>> START STORED ROWS

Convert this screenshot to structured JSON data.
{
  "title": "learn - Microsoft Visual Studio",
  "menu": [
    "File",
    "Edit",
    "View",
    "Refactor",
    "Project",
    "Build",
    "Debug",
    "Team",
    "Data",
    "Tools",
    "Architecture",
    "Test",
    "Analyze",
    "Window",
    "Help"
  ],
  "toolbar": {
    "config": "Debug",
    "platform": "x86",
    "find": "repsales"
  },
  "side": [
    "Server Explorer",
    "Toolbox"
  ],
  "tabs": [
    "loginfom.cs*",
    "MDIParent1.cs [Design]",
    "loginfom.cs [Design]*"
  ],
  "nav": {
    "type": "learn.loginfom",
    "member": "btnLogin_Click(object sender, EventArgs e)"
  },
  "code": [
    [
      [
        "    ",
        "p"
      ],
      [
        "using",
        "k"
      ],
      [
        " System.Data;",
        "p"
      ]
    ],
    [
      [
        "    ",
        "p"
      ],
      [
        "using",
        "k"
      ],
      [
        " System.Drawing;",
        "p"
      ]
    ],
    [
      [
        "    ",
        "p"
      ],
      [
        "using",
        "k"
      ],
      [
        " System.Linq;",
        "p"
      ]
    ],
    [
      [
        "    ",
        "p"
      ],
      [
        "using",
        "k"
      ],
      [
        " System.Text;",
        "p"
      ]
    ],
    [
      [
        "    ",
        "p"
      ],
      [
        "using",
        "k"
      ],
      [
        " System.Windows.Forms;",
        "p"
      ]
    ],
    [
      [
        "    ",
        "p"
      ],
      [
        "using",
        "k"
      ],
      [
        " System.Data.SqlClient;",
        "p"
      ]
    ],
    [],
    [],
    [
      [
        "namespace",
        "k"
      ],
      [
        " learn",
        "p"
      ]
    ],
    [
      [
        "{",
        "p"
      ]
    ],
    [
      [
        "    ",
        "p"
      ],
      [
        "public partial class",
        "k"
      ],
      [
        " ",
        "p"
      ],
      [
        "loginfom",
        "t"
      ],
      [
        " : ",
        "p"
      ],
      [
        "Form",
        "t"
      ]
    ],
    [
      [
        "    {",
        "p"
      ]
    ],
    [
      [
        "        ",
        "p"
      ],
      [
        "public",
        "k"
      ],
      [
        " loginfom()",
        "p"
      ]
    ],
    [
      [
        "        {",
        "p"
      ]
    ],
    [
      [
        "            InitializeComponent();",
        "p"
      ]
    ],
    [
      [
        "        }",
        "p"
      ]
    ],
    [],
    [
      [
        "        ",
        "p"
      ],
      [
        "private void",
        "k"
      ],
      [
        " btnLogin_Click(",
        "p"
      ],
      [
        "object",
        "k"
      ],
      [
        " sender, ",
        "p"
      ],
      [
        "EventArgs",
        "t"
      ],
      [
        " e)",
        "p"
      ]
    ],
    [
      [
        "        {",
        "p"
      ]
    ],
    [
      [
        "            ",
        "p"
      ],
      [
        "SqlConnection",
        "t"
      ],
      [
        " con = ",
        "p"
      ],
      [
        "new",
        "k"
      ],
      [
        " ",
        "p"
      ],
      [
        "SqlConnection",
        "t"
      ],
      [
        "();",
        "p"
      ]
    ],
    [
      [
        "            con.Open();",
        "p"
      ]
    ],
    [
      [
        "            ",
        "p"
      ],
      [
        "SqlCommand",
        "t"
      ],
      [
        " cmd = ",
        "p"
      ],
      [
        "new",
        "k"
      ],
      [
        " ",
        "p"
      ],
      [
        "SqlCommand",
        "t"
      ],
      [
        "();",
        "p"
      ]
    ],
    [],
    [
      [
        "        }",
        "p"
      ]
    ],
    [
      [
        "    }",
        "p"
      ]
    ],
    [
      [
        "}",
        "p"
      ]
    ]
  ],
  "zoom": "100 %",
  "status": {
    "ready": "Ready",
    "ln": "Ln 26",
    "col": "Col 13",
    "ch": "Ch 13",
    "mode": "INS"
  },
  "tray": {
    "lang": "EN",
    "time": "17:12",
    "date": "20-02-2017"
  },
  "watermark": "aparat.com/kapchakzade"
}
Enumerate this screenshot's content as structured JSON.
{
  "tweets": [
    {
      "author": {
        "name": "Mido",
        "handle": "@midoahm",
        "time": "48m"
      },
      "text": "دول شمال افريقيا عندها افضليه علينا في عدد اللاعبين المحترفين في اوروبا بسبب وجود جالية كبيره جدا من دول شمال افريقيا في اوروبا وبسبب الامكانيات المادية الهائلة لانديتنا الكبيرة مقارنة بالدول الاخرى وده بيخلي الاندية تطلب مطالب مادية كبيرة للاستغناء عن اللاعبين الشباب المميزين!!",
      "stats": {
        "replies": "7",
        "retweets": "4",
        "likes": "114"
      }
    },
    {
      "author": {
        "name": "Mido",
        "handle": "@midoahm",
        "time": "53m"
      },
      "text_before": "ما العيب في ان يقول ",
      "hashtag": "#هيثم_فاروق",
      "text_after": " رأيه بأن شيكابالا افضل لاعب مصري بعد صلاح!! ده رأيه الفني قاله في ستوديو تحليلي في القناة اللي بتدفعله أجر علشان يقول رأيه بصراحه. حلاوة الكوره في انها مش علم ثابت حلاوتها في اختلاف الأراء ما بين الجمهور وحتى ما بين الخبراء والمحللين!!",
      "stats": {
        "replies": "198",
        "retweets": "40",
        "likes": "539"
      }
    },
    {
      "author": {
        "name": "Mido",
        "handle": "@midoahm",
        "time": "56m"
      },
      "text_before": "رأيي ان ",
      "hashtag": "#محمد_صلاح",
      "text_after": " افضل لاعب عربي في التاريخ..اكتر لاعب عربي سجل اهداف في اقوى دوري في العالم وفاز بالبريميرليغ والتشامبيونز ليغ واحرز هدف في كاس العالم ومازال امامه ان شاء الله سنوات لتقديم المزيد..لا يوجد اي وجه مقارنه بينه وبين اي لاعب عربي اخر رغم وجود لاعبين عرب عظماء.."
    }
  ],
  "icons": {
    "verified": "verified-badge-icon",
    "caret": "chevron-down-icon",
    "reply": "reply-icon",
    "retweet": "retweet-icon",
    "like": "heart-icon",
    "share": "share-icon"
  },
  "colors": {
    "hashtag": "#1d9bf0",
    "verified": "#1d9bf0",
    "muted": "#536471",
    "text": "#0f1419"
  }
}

>> END STORED ROWS

### [WHAT IS REQUIRED]
Without changing a word, restate the whole listing.

### [EXPECTED ANSWER]
Convert this screenshot to structured JSON data.
{
  "title": "learn - Microsoft Visual Studio",
  "menu": [
    "File",
    "Edit",
    "View",
    "Refactor",
    "Project",
    "Build",
    "Debug",
    "Team",
    "Data",
    "Tools",
    "Architecture",
    "Test",
    "Analyze",
    "Window",
    "Help"
  ],
  "toolbar": {
    "config": "Debug",
    "platform": "x86",
    "find": "repsales"
  },
  "side": [
    "Server Explorer",
    "Toolbox"
  ],
  "tabs": [
    "loginfom.cs*",
    "MDIParent1.cs [Design]",
    "loginfom.cs [Design]*"
  ],
  "nav": {
    "type": "learn.loginfom",
    "member": "btnLogin_Click(object sender, EventArgs e)"
  },
  "code": [
    [
      [
        "    ",
        "p"
      ],
      [
        "using",
        "k"
      ],
      [
        " System.Data;",
        "p"
      ]
    ],
    [
      [
        "    ",
        "p"
      ],
      [
        "using",
        "k"
      ],
      [
        " System.Drawing;",
        "p"
      ]
    ],
    [
      [
        "    ",
        "p"
      ],
      [
        "using",
        "k"
      ],
      [
        " System.Linq;",
        "p"
      ]
    ],
    [
      [
        "    ",
        "p"
      ],
      [
        "using",
        "k"
      ],
      [
        " System.Text;",
        "p"
      ]
    ],
    [
      [
        "    ",
        "p"
      ],
      [
        "using",
        "k"
      ],
      [
        " System.Windows.Forms;",
        "p"
      ]
    ],
    [
      [
        "    ",
        "p"
      ],
      [
        "using",
        "k"
      ],
      [
        " System.Data.SqlClient;",
        "p"
      ]
    ],
    [],
    [],
    [
      [
        "namespace",
        "k"
      ],
      [
        " learn",
        "p"
      ]
    ],
    [
      [
        "{",
        "p"
      ]
    ],
    [
      [
        "    ",
        "p"
      ],
      [
        "public partial class",
        "k"
      ],
      [
        " ",
        "p"
      ],
      [
        "loginfom",
        "t"
      ],
      [
        " : ",
        "p"
      ],
      [
        "Form",
        "t"
      ]
    ],
    [
      [
        "    {",
        "p"
      ]
    ],
    [
      [
        "        ",
        "p"
      ],
      [
        "public",
        "k"
      ],
      [
        " loginfom()",
        "p"
      ]
    ],
    [
      [
        "        {",
        "p"
      ]
    ],
    [
      [
        "            InitializeComponent();",
        "p"
      ]
    ],
    [
      [
        "        }",
        "p"
      ]
    ],
    [],
    [
      [
        "        ",
        "p"
      ],
      [
        "private void",
        "k"
      ],
      [
        " btnLogin_Click(",
        "p"
      ],
      [
        "object",
        "k"
      ],
      [
        " sender, ",
        "p"
      ],
      [
        "EventArgs",
        "t"
      ],
      [
        " e)",
        "p"
      ]
    ],
    [
      [
        "        {",
        "p"
      ]
    ],
    [
      [
        "            ",
        "p"
      ],
      [
        "SqlConnection",
        "t"
      ],
      [
        " con = ",
        "p"
      ],
      [
        "new",
        "k"
      ],
      [
        " ",
        "p"
      ],
      [
        "SqlConnection",
        "t"
      ],
      [
        "();",
        "p"
      ]
    ],
    [
      [
        "            con.Open();",
        "p"
      ]
    ],
    [
      [
        "            ",
        "p"
      ],
      [
        "SqlCommand",
        "t"
      ],
      [
        " cmd = ",
        "p"
      ],
      [
        "new",
        "k"
      ],
      [
        " ",
        "p"
      ],
      [
        "SqlCommand",
        "t"
      ],
      [
        "();",
        "p"
      ]
    ],
    [],
    [
      [
        "        }",
        "p"
      ]
    ],
    [
      [
        "    }",
        "p"
      ]
    ],
    [
      [
        "}",
        "p"
      ]
    ]
  ],
  "zoom": "100 %",
  "status": {
    "ready": "Ready",
    "ln": "Ln 26",
    "col": "Col 13",
    "ch": "Ch 13",
    "mode": "INS"
  },
  "tray": {
    "lang": "EN",
    "time": "17:12",
    "date": "20-02-2017"
  },
  "watermark": "aparat.com/kapchakzade"
}
Enumerate this screenshot's content as structured JSON.
{
  "tweets": [
    {
      "author": {
        "name": "Mido",
        "handle": "@midoahm",
        "time": "48m"
      },
      "text": "دول شمال افريقيا عندها افضليه علينا في عدد اللاعبين المحترفين في اوروبا بسبب وجود جالية كبيره جدا من دول شمال افريقيا في اوروبا وبسبب الامكانيات المادية الهائلة لانديتنا الكبيرة مقارنة بالدول الاخرى وده بيخلي الاندية تطلب مطالب مادية كبيرة للاستغناء عن اللاعبين الشباب المميزين!!",
      "stats": {
        "replies": "7",
        "retweets": "4",
        "likes": "114"
      }
    },
    {
      "author": {
        "name": "Mido",
        "handle": "@midoahm",
        "time": "53m"
      },
      "text_before": "ما العيب في ان يقول ",
      "hashtag": "#هيثم_فاروق",
      "text_after": " رأيه بأن شيكابالا افضل لاعب مصري بعد صلاح!! ده رأيه الفني قاله في ستوديو تحليلي في القناة اللي بتدفعله أجر علشان يقول رأيه بصراحه. حلاوة الكوره في انها مش علم ثابت حلاوتها في اختلاف الأراء ما بين الجمهور وحتى ما بين الخبراء والمحللين!!",
      "stats": {
        "replies": "198",
        "retweets": "40",
        "likes": "539"
      }
    },
    {
      "author": {
        "name": "Mido",
        "handle": "@midoahm",
        "time": "56m"
      },
      "text_before": "رأيي ان ",
      "hashtag": "#محمد_صلاح",
      "text_after": " افضل لاعب عربي في التاريخ..اكتر لاعب عربي سجل اهداف في اقوى دوري في العالم وفاز بالبريميرليغ والتشامبيونز ليغ واحرز هدف في كاس العالم ومازال امامه ان شاء الله سنوات لتقديم المزيد..لا يوجد اي وجه مقارنه بينه وبين اي لاعب عربي اخر رغم وجود لاعبين عرب عظماء.."
    }
  ],
  "icons": {
    "verified": "verified-badge-icon",
    "caret": "chevron-down-icon",
    "reply": "reply-icon",
    "retweet": "retweet-icon",
    "like": "heart-icon",
    "share": "share-icon"
  },
  "colors": {
    "hashtag": "#1d9bf0",
    "verified": "#1d9bf0",
    "muted": "#536471",
    "text": "#0f1419"
  }
}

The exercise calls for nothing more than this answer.